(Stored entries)
------------------------

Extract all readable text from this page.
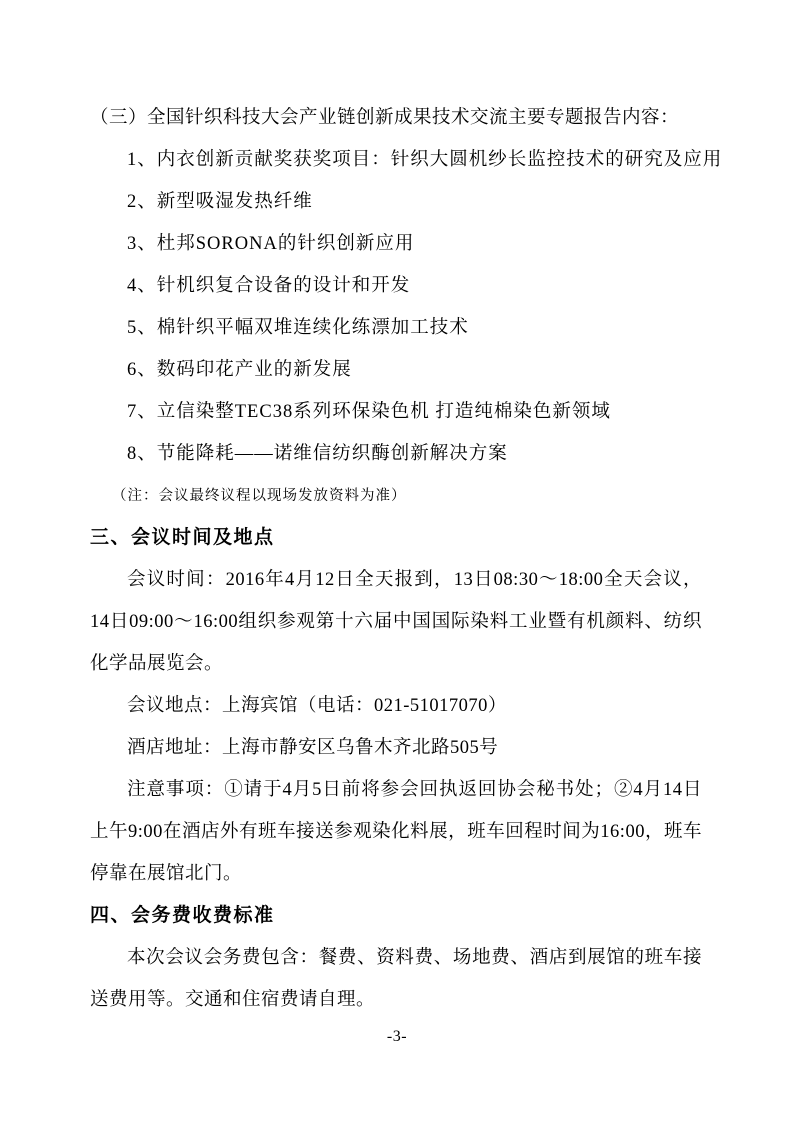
（三）全国针织科技大会产业链创新成果技术交流主要专题报告内容：
1、内衣创新贡献奖获奖项目：针织大圆机纱长监控技术的研究及应用
2、新型吸湿发热纤维
3、杜邦SORONA的针织创新应用
4、针机织复合设备的设计和开发
5、棉针织平幅双堆连续化练漂加工技术
6、数码印花产业的新发展
7、立信染整TEC38系列环保染色机 打造纯棉染色新领域
8、节能降耗——诺维信纺织酶创新解决方案
（注：会议最终议程以现场发放资料为准）
三、会议时间及地点

会议时间：2016年4月12日全天报到，13日08:30～18:00全天会议，14日09:00～16:00组织参观第十六届中国国际染料工业暨有机颜料、纺织化学品展览会。

会议地点：上海宾馆（电话：021-51017070）

酒店地址：上海市静安区乌鲁木齐北路505号

注意事项：①请于4月5日前将参会回执返回协会秘书处；②4月14日上午9:00在酒店外有班车接送参观染化料展，班车回程时间为16:00，班车停靠在展馆北门。

四、会务费收费标准

本次会议会务费包含：餐费、资料费、场地费、酒店到展馆的班车接送费用等。交通和住宿费请自理。

-3-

------------------------

## SHORT EXERCISE
Transcribe each entry above exactly, apart from the pictures.

## FINAL ANSWER
Extract all readable text from this page.
（三）全国针织科技大会产业链创新成果技术交流主要专题报告内容：
1、内衣创新贡献奖获奖项目：针织大圆机纱长监控技术的研究及应用
2、新型吸湿发热纤维
3、杜邦SORONA的针织创新应用
4、针机织复合设备的设计和开发
5、棉针织平幅双堆连续化练漂加工技术
6、数码印花产业的新发展
7、立信染整TEC38系列环保染色机 打造纯棉染色新领域
8、节能降耗——诺维信纺织酶创新解决方案
（注：会议最终议程以现场发放资料为准）
三、会议时间及地点

会议时间：2016年4月12日全天报到，13日08:30～18:00全天会议，14日09:00～16:00组织参观第十六届中国国际染料工业暨有机颜料、纺织化学品展览会。

会议地点：上海宾馆（电话：021-51017070）

酒店地址：上海市静安区乌鲁木齐北路505号

注意事项：①请于4月5日前将参会回执返回协会秘书处；②4月14日上午9:00在酒店外有班车接送参观染化料展，班车回程时间为16:00，班车停靠在展馆北门。

四、会务费收费标准

本次会议会务费包含：餐费、资料费、场地费、酒店到展馆的班车接送费用等。交通和住宿费请自理。

-3-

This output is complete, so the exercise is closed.